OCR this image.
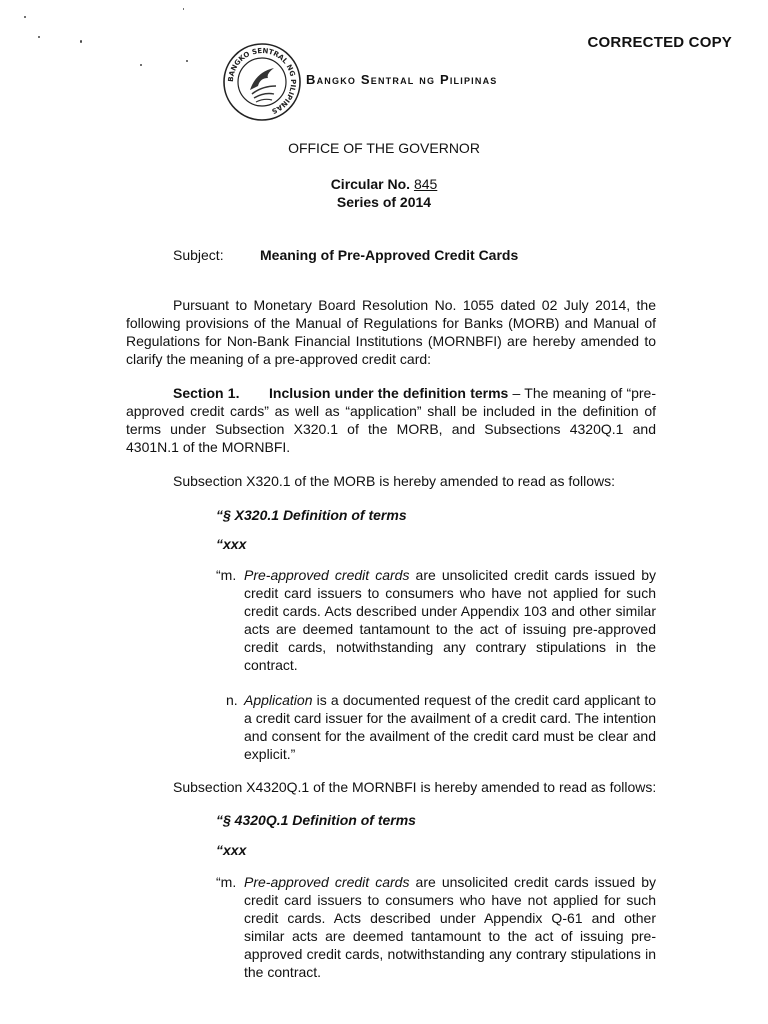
CORRECTED COPY
BANGKO SENTRAL NG PILIPINAS
Bangko Sentral ng Pilipinas
OFFICE OF THE GOVERNOR
Circular No. 845
Series of 2014
Subject:	Meaning of Pre-Approved Credit Cards
Pursuant to Monetary Board Resolution No. 1055 dated 02 July 2014, the following provisions of the Manual of Regulations for Banks (MORB) and Manual of Regulations for Non-Bank Financial Institutions (MORNBFI) are hereby amended to clarify the meaning of a pre-approved credit card:
Section 1. Inclusion under the definition terms – The meaning of “pre-approved credit cards” as well as “application” shall be included in the definition of terms under Subsection X320.1 of the MORB, and Subsections 4320Q.1 and 4301N.1 of the MORNBFI.
Subsection X320.1 of the MORB is hereby amended to read as follows:
“§ X320.1 Definition of terms
“xxx
“m. Pre-approved credit cards are unsolicited credit cards issued by credit card issuers to consumers who have not applied for such credit cards. Acts described under Appendix 103 and other similar acts are deemed tantamount to the act of issuing pre-approved credit cards, notwithstanding any contrary stipulations in the contract.
n. Application is a documented request of the credit card applicant to a credit card issuer for the availment of a credit card. The intention and consent for the availment of the credit card must be clear and explicit.”
Subsection X4320Q.1 of the MORNBFI is hereby amended to read as follows:
“§ 4320Q.1 Definition of terms
“xxx
“m. Pre-approved credit cards are unsolicited credit cards issued by credit card issuers to consumers who have not applied for such credit cards. Acts described under Appendix Q-61 and other similar acts are deemed tantamount to the act of issuing pre-approved credit cards, notwithstanding any contrary stipulations in the contract.
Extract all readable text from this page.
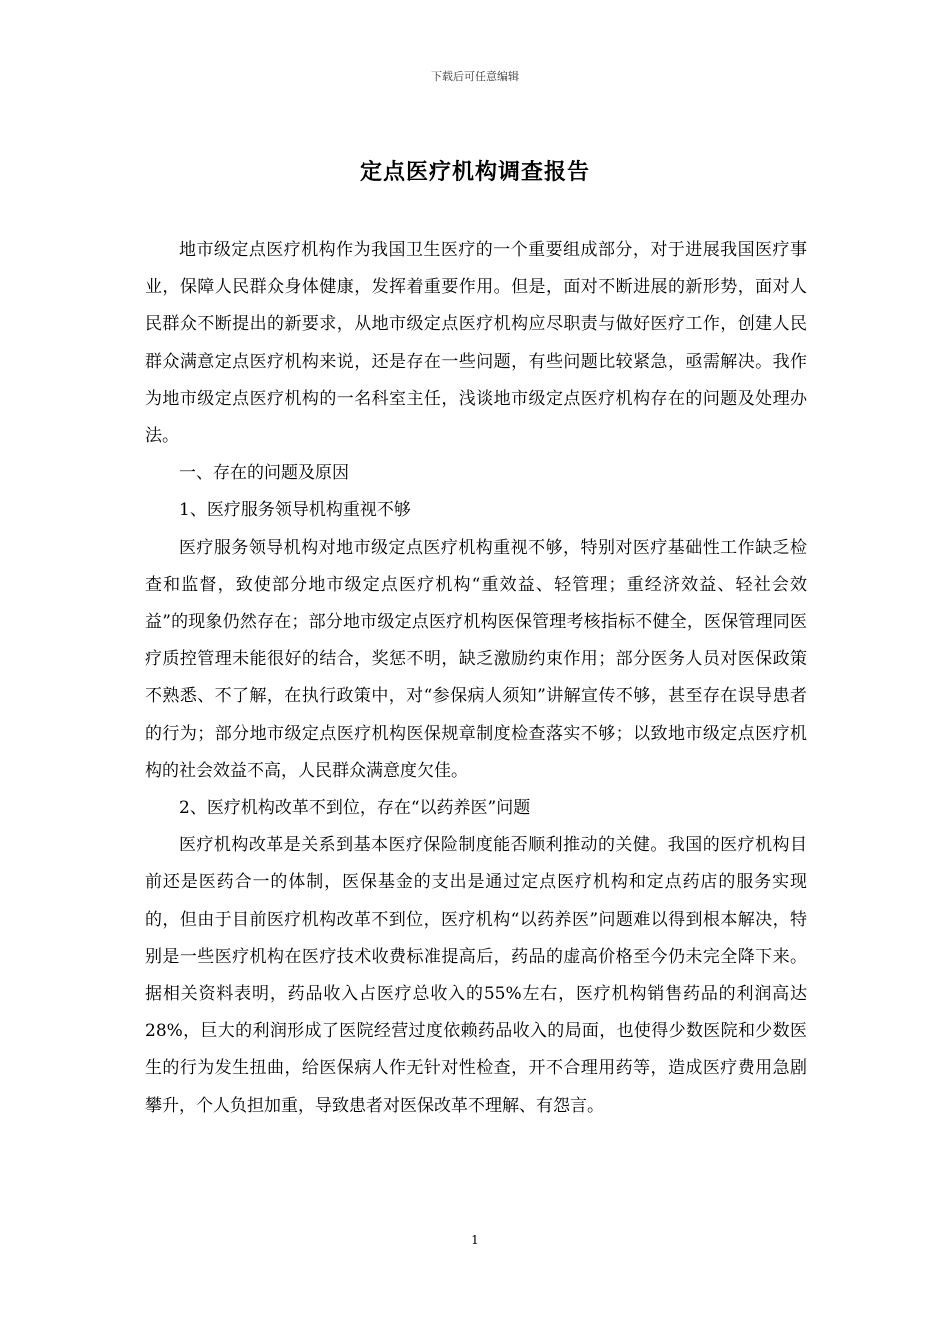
下载后可任意编辑
定点医疗机构调查报告

地市级定点医疗机构作为我国卫生医疗的一个重要组成部分，对于进展我国医疗事业，保障人民群众身体健康，发挥着重要作用。但是，面对不断进展的新形势，面对人民群众不断提出的新要求，从地市级定点医疗机构应尽职责与做好医疗工作，创建人民群众满意定点医疗机构来说，还是存在一些问题，有些问题比较紧急，亟需解决。我作为地市级定点医疗机构的一名科室主任，浅谈地市级定点医疗机构存在的问题及处理办法。

一、存在的问题及原因

1、医疗服务领导机构重视不够

医疗服务领导机构对地市级定点医疗机构重视不够，特别对医疗基础性工作缺乏检查和监督，致使部分地市级定点医疗机构“重效益、轻管理；重经济效益、轻社会效益”的现象仍然存在；部分地市级定点医疗机构医保管理考核指标不健全，医保管理同医疗质控管理未能很好的结合，奖惩不明，缺乏激励约束作用；部分医务人员对医保政策不熟悉、不了解，在执行政策中，对“参保病人须知”讲解宣传不够，甚至存在误导患者的行为；部分地市级定点医疗机构医保规章制度检查落实不够；以致地市级定点医疗机构的社会效益不高，人民群众满意度欠佳。

2、医疗机构改革不到位，存在“以药养医”问题

医疗机构改革是关系到基本医疗保险制度能否顺利推动的关健。我国的医疗机构目前还是医药合一的体制，医保基金的支出是通过定点医疗机构和定点药店的服务实现的，但由于目前医疗机构改革不到位，医疗机构“以药养医”问题难以得到根本解决，特别是一些医疗机构在医疗技术收费标准提高后，药品的虚高价格至今仍未完全降下来。据相关资料表明，药品收入占医疗总收入的55%左右，医疗机构销售药品的利润高达28%，巨大的利润形成了医院经营过度依赖药品收入的局面，也使得少数医院和少数医生的行为发生扭曲，给医保病人作无针对性检查，开不合理用药等，造成医疗费用急剧攀升，个人负担加重，导致患者对医保改革不理解、有怨言。

1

→ **TASK GOAL**
Quote the full listing above word for word; exclude every picture from the copy.

→ **RESPONSE BELOW**
OCR this image.
CORRECTED COPY
BANGKO SENTRAL NG PILIPINAS
Bangko Sentral ng Pilipinas
OFFICE OF THE GOVERNOR
Circular No. 845
Series of 2014
Subject:	Meaning of Pre-Approved Credit Cards
Pursuant to Monetary Board Resolution No. 1055 dated 02 July 2014, the following provisions of the Manual of Regulations for Banks (MORB) and Manual of Regulations for Non-Bank Financial Institutions (MORNBFI) are hereby amended to clarify the meaning of a pre-approved credit card:
Section 1. Inclusion under the definition terms – The meaning of “pre-approved credit cards” as well as “application” shall be included in the definition of terms under Subsection X320.1 of the MORB, and Subsections 4320Q.1 and 4301N.1 of the MORNBFI.
Subsection X320.1 of the MORB is hereby amended to read as follows:
“§ X320.1 Definition of terms
“xxx
“m. Pre-approved credit cards are unsolicited credit cards issued by credit card issuers to consumers who have not applied for such credit cards. Acts described under Appendix 103 and other similar acts are deemed tantamount to the act of issuing pre-approved credit cards, notwithstanding any contrary stipulations in the contract.
n. Application is a documented request of the credit card applicant to a credit card issuer for the availment of a credit card. The intention and consent for the availment of the credit card must be clear and explicit.”
Subsection X4320Q.1 of the MORNBFI is hereby amended to read as follows:
“§ 4320Q.1 Definition of terms
“xxx
“m. Pre-approved credit cards are unsolicited credit cards issued by credit card issuers to consumers who have not applied for such credit cards. Acts described under Appendix Q-61 and other similar acts are deemed tantamount to the act of issuing pre-approved credit cards, notwithstanding any contrary stipulations in the contract.
Extract all readable text from this page.
下载后可任意编辑
定点医疗机构调查报告

地市级定点医疗机构作为我国卫生医疗的一个重要组成部分，对于进展我国医疗事业，保障人民群众身体健康，发挥着重要作用。但是，面对不断进展的新形势，面对人民群众不断提出的新要求，从地市级定点医疗机构应尽职责与做好医疗工作，创建人民群众满意定点医疗机构来说，还是存在一些问题，有些问题比较紧急，亟需解决。我作为地市级定点医疗机构的一名科室主任，浅谈地市级定点医疗机构存在的问题及处理办法。

一、存在的问题及原因

1、医疗服务领导机构重视不够

医疗服务领导机构对地市级定点医疗机构重视不够，特别对医疗基础性工作缺乏检查和监督，致使部分地市级定点医疗机构“重效益、轻管理；重经济效益、轻社会效益”的现象仍然存在；部分地市级定点医疗机构医保管理考核指标不健全，医保管理同医疗质控管理未能很好的结合，奖惩不明，缺乏激励约束作用；部分医务人员对医保政策不熟悉、不了解，在执行政策中，对“参保病人须知”讲解宣传不够，甚至存在误导患者的行为；部分地市级定点医疗机构医保规章制度检查落实不够；以致地市级定点医疗机构的社会效益不高，人民群众满意度欠佳。

2、医疗机构改革不到位，存在“以药养医”问题

医疗机构改革是关系到基本医疗保险制度能否顺利推动的关健。我国的医疗机构目前还是医药合一的体制，医保基金的支出是通过定点医疗机构和定点药店的服务实现的，但由于目前医疗机构改革不到位，医疗机构“以药养医”问题难以得到根本解决，特别是一些医疗机构在医疗技术收费标准提高后，药品的虚高价格至今仍未完全降下来。据相关资料表明，药品收入占医疗总收入的55%左右，医疗机构销售药品的利润高达28%，巨大的利润形成了医院经营过度依赖药品收入的局面，也使得少数医院和少数医生的行为发生扭曲，给医保病人作无针对性检查，开不合理用药等，造成医疗费用急剧攀升，个人负担加重，导致患者对医保改革不理解、有怨言。

1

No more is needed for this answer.